-- begin --

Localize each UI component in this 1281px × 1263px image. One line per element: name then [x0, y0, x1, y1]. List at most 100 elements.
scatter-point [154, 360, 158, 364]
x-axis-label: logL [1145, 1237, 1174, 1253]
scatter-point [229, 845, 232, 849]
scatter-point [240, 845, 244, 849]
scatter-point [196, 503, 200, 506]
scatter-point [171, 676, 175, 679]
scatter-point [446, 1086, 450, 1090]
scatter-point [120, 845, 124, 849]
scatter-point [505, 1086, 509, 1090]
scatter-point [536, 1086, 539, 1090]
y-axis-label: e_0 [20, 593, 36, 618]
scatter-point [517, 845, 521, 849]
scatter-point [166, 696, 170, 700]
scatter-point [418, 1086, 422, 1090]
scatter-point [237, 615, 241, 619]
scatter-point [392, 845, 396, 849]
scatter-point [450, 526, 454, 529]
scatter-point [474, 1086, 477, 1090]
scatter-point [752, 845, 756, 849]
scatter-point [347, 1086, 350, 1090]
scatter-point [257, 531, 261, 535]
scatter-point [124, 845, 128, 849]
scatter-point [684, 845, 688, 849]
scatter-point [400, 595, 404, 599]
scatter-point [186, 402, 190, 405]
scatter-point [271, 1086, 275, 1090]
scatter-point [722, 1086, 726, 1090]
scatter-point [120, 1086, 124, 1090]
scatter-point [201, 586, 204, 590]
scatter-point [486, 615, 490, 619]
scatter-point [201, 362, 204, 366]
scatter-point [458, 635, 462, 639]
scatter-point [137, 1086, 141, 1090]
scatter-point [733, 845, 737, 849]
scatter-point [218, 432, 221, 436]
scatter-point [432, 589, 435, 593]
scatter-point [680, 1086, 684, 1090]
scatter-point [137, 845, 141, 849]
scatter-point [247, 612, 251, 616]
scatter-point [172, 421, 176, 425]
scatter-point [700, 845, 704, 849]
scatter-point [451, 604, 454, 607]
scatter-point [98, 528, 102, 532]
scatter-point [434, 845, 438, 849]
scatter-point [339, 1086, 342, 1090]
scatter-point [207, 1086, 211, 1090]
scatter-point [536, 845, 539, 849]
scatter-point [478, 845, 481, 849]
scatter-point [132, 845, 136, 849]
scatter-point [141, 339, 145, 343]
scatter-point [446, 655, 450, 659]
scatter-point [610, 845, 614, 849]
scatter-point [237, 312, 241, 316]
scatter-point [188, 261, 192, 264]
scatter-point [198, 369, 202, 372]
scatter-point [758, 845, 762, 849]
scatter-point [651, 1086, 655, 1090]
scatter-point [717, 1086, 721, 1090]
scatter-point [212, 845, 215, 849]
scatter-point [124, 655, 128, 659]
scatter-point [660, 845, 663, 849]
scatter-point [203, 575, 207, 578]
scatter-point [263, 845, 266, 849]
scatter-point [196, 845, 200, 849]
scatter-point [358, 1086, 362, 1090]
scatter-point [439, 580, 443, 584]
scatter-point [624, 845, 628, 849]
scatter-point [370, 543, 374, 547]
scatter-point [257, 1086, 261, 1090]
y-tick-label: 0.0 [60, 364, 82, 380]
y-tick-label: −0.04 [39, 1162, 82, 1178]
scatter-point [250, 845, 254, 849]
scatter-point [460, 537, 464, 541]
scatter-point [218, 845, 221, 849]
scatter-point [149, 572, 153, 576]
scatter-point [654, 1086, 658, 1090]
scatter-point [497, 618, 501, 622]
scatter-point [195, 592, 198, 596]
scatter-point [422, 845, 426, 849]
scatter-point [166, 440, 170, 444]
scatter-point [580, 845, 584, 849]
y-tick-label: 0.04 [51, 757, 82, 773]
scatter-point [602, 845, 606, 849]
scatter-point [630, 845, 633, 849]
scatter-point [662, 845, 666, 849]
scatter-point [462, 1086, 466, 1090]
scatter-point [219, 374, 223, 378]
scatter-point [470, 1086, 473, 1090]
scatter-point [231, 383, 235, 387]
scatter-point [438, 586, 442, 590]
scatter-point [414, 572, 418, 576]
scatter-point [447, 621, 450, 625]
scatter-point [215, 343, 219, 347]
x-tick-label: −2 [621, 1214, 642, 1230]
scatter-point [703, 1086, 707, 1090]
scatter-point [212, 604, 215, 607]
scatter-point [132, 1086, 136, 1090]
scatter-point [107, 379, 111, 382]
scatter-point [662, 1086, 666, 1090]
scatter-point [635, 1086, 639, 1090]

-- end --

● **Task brief**: Can you update everything in the listing from its first line down to the line containing "scatter-point [240, 845, 244, 849]", changing "logL" to "log L" and leaving the rest as it stands?

● **The completed task**:
Localize each UI component in this 1281px × 1263px image. One line per element: name then [x0, y0, x1, y1]. List at most 100 elements.
scatter-point [154, 360, 158, 364]
x-axis-label: log L [1145, 1237, 1174, 1253]
scatter-point [229, 845, 232, 849]
scatter-point [240, 845, 244, 849]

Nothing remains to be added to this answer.